Selected text:
Scratch the surface, take away the hypnosis of winning games, and there is a fundamental infuriation and increasing bewilderment as to why footballers are so well-remunerated despite poor performances. It feels like an insult to us, who after all, in one way or another, rightly or wrongly, are responsible for this stupid wealth. Those who defend it will tell you that you can’t be brilliant all the time, and of course that’s true, but these stratospheric wages seem based on the fact that you can be. There is even more money available in the form of win bonuses, but no penalty for not being any good.

Information shown:
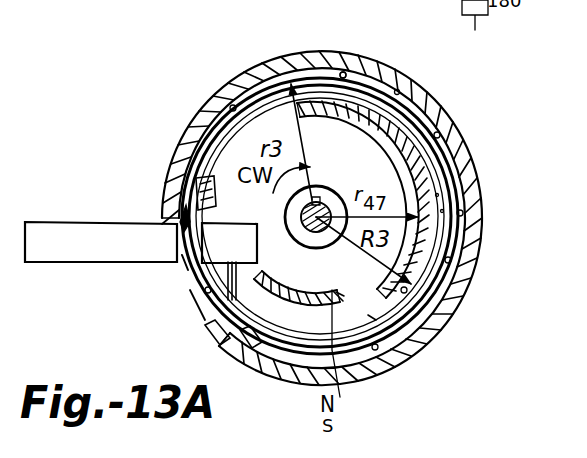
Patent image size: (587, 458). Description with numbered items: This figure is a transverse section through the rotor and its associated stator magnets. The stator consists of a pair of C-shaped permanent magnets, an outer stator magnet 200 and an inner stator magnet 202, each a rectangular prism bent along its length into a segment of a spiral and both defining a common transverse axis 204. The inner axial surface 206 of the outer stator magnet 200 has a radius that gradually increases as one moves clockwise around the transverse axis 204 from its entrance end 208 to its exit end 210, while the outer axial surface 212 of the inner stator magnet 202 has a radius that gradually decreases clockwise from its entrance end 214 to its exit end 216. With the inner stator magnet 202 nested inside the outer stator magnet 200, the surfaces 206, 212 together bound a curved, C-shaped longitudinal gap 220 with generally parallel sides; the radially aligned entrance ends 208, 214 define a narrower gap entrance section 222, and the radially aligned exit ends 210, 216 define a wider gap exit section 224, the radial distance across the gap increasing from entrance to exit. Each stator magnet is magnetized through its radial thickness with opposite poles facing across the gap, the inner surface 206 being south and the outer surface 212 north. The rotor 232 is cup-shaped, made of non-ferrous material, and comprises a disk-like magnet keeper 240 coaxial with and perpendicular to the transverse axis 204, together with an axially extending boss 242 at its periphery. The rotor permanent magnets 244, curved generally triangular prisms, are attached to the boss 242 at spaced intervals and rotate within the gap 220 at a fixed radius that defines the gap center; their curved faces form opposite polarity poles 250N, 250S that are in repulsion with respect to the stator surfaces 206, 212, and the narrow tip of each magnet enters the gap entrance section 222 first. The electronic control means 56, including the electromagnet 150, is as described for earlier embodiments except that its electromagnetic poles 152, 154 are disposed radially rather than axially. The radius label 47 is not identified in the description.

Requirements: Could you print the part of the passage on footballers' pay starting with "Scratch the surface, take" and going on through "being any good."? None of the lines matter for what comes next.

Complete answer:
Scratch the surface, take away the hypnosis of winning games, and there is a fundamental infuriation and increasing bewilderment as to why footballers are so well-remunerated despite poor performances. It feels like an insult to us, who after all, in one way or another, rightly or wrongly, are responsible for this stupid wealth. Those who defend it will tell you that you can’t be brilliant all the time, and of course that’s true, but these stratospheric wages seem based on the fact that you can be. There is even more money available in the form of win bonuses, but no penalty for not being any good.